What you are asked to do — Each entry below should be returned exactly as is, with the pictures removed.

Given data —

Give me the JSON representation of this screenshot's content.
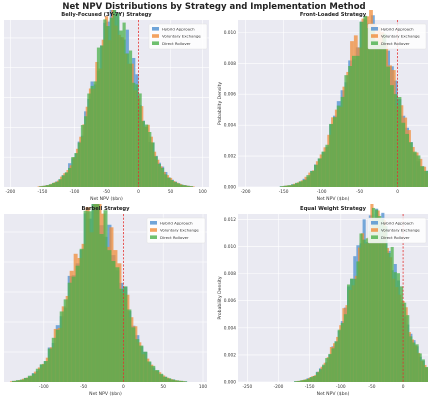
{
  "page_title": "Net NPV Distributions by Strategy and Implementation Method",
  "colors": {
    "series": [
      "#4C8FD0",
      "#F08C3A",
      "#4BB04B"
    ],
    "vline": "#E03030",
    "plot_bg": "#EAEAF2",
    "grid": "#FFFFFF"
  },
  "chart_data": [
    {
      "type": "bar",
      "title": "Belly-Focused (3Y-7Y) Strategy",
      "xlabel": "Net NPV ($bn)",
      "ylabel": "",
      "xlim": [
        -210,
        110
      ],
      "ylim": [
        0,
        0.0112
      ],
      "xticks": [
        "-200",
        "-150",
        "-100",
        "-50",
        "0",
        "50",
        "100"
      ],
      "xtick_values": [
        -200,
        -150,
        -100,
        -50,
        0,
        50,
        100
      ],
      "yticks": [],
      "reference_line_x": 0,
      "mean": -55,
      "sd": 40,
      "skew": 0.7,
      "peak": 0.0106,
      "range": [
        -210,
        100
      ],
      "legend": [
        "Hybrid Approach",
        "Voluntary Exchange",
        "Direct Rollover"
      ],
      "legend_position": "top-right",
      "grid": true
    },
    {
      "type": "bar",
      "title": "Front-Loaded Strategy",
      "xlabel": "Net NPV ($bn)",
      "ylabel": "Probability Density",
      "xlim": [
        -210,
        40
      ],
      "ylim": [
        0,
        0.0108
      ],
      "xticks": [
        "-200",
        "-150",
        "-100",
        "-50",
        "0"
      ],
      "xtick_values": [
        -200,
        -150,
        -100,
        -50,
        0
      ],
      "yticks": [
        "0.000",
        "0.002",
        "0.004",
        "0.006",
        "0.008",
        "0.010"
      ],
      "ytick_values": [
        0,
        0.002,
        0.004,
        0.006,
        0.008,
        0.01
      ],
      "reference_line_x": 0,
      "mean": -52,
      "sd": 38,
      "skew": 0.55,
      "peak": 0.0101,
      "range": [
        -200,
        40
      ],
      "legend": [
        "Hybrid Approach",
        "Voluntary Exchange",
        "Direct Rollover"
      ],
      "legend_position": "top-right",
      "grid": true
    },
    {
      "type": "bar",
      "title": "Barbell Strategy",
      "xlabel": "Net NPV ($bn)",
      "ylabel": "",
      "xlim": [
        -150,
        105
      ],
      "ylim": [
        0,
        0.0112
      ],
      "xticks": [
        "-100",
        "-50",
        "0",
        "50",
        "100"
      ],
      "xtick_values": [
        -100,
        -50,
        0,
        50,
        100
      ],
      "yticks": [],
      "reference_line_x": 0,
      "mean": -52,
      "sd": 37,
      "skew": 0.75,
      "peak": 0.0107,
      "range": [
        -150,
        100
      ],
      "legend": [
        "Hybrid Approach",
        "Voluntary Exchange",
        "Direct Rollover"
      ],
      "legend_position": "top-right",
      "grid": true
    },
    {
      "type": "bar",
      "title": "Equal Weight Strategy",
      "xlabel": "Net NPV ($bn)",
      "ylabel": "Probability Density",
      "xlim": [
        -265,
        40
      ],
      "ylim": [
        0,
        0.0124
      ],
      "xticks": [
        "-250",
        "-200",
        "-150",
        "-100",
        "-50",
        "0"
      ],
      "xtick_values": [
        -250,
        -200,
        -150,
        -100,
        -50,
        0
      ],
      "yticks": [
        "0.000",
        "0.002",
        "0.004",
        "0.006",
        "0.008",
        "0.010",
        "0.012"
      ],
      "ytick_values": [
        0,
        0.002,
        0.004,
        0.006,
        0.008,
        0.01,
        0.012
      ],
      "reference_line_x": 0,
      "mean": -62,
      "sd": 42,
      "skew": 0.55,
      "peak": 0.0115,
      "range": [
        -260,
        40
      ],
      "legend": [
        "Hybrid Approach",
        "Voluntary Exchange",
        "Direct Rollover"
      ],
      "legend_position": "top-right",
      "grid": true
    }
  ]
}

Complete output —
Give me the JSON representation of this screenshot's content.
{
  "page_title": "Net NPV Distributions by Strategy and Implementation Method",
  "colors": {
    "series": [
      "#4C8FD0",
      "#F08C3A",
      "#4BB04B"
    ],
    "vline": "#E03030",
    "plot_bg": "#EAEAF2",
    "grid": "#FFFFFF"
  },
  "chart_data": [
    {
      "type": "bar",
      "title": "Belly-Focused (3Y-7Y) Strategy",
      "xlabel": "Net NPV ($bn)",
      "ylabel": "",
      "xlim": [
        -210,
        110
      ],
      "ylim": [
        0,
        0.0112
      ],
      "xticks": [
        "-200",
        "-150",
        "-100",
        "-50",
        "0",
        "50",
        "100"
      ],
      "xtick_values": [
        -200,
        -150,
        -100,
        -50,
        0,
        50,
        100
      ],
      "yticks": [],
      "reference_line_x": 0,
      "mean": -55,
      "sd": 40,
      "skew": 0.7,
      "peak": 0.0106,
      "range": [
        -210,
        100
      ],
      "legend": [
        "Hybrid Approach",
        "Voluntary Exchange",
        "Direct Rollover"
      ],
      "legend_position": "top-right",
      "grid": true
    },
    {
      "type": "bar",
      "title": "Front-Loaded Strategy",
      "xlabel": "Net NPV ($bn)",
      "ylabel": "Probability Density",
      "xlim": [
        -210,
        40
      ],
      "ylim": [
        0,
        0.0108
      ],
      "xticks": [
        "-200",
        "-150",
        "-100",
        "-50",
        "0"
      ],
      "xtick_values": [
        -200,
        -150,
        -100,
        -50,
        0
      ],
      "yticks": [
        "0.000",
        "0.002",
        "0.004",
        "0.006",
        "0.008",
        "0.010"
      ],
      "ytick_values": [
        0,
        0.002,
        0.004,
        0.006,
        0.008,
        0.01
      ],
      "reference_line_x": 0,
      "mean": -52,
      "sd": 38,
      "skew": 0.55,
      "peak": 0.0101,
      "range": [
        -200,
        40
      ],
      "legend": [
        "Hybrid Approach",
        "Voluntary Exchange",
        "Direct Rollover"
      ],
      "legend_position": "top-right",
      "grid": true
    },
    {
      "type": "bar",
      "title": "Barbell Strategy",
      "xlabel": "Net NPV ($bn)",
      "ylabel": "",
      "xlim": [
        -150,
        105
      ],
      "ylim": [
        0,
        0.0112
      ],
      "xticks": [
        "-100",
        "-50",
        "0",
        "50",
        "100"
      ],
      "xtick_values": [
        -100,
        -50,
        0,
        50,
        100
      ],
      "yticks": [],
      "reference_line_x": 0,
      "mean": -52,
      "sd": 37,
      "skew": 0.75,
      "peak": 0.0107,
      "range": [
        -150,
        100
      ],
      "legend": [
        "Hybrid Approach",
        "Voluntary Exchange",
        "Direct Rollover"
      ],
      "legend_position": "top-right",
      "grid": true
    },
    {
      "type": "bar",
      "title": "Equal Weight Strategy",
      "xlabel": "Net NPV ($bn)",
      "ylabel": "Probability Density",
      "xlim": [
        -265,
        40
      ],
      "ylim": [
        0,
        0.0124
      ],
      "xticks": [
        "-250",
        "-200",
        "-150",
        "-100",
        "-50",
        "0"
      ],
      "xtick_values": [
        -250,
        -200,
        -150,
        -100,
        -50,
        0
      ],
      "yticks": [
        "0.000",
        "0.002",
        "0.004",
        "0.006",
        "0.008",
        "0.010",
        "0.012"
      ],
      "ytick_values": [
        0,
        0.002,
        0.004,
        0.006,
        0.008,
        0.01,
        0.012
      ],
      "reference_line_x": 0,
      "mean": -62,
      "sd": 42,
      "skew": 0.55,
      "peak": 0.0115,
      "range": [
        -260,
        40
      ],
      "legend": [
        "Hybrid Approach",
        "Voluntary Exchange",
        "Direct Rollover"
      ],
      "legend_position": "top-right",
      "grid": true
    }
  ]
}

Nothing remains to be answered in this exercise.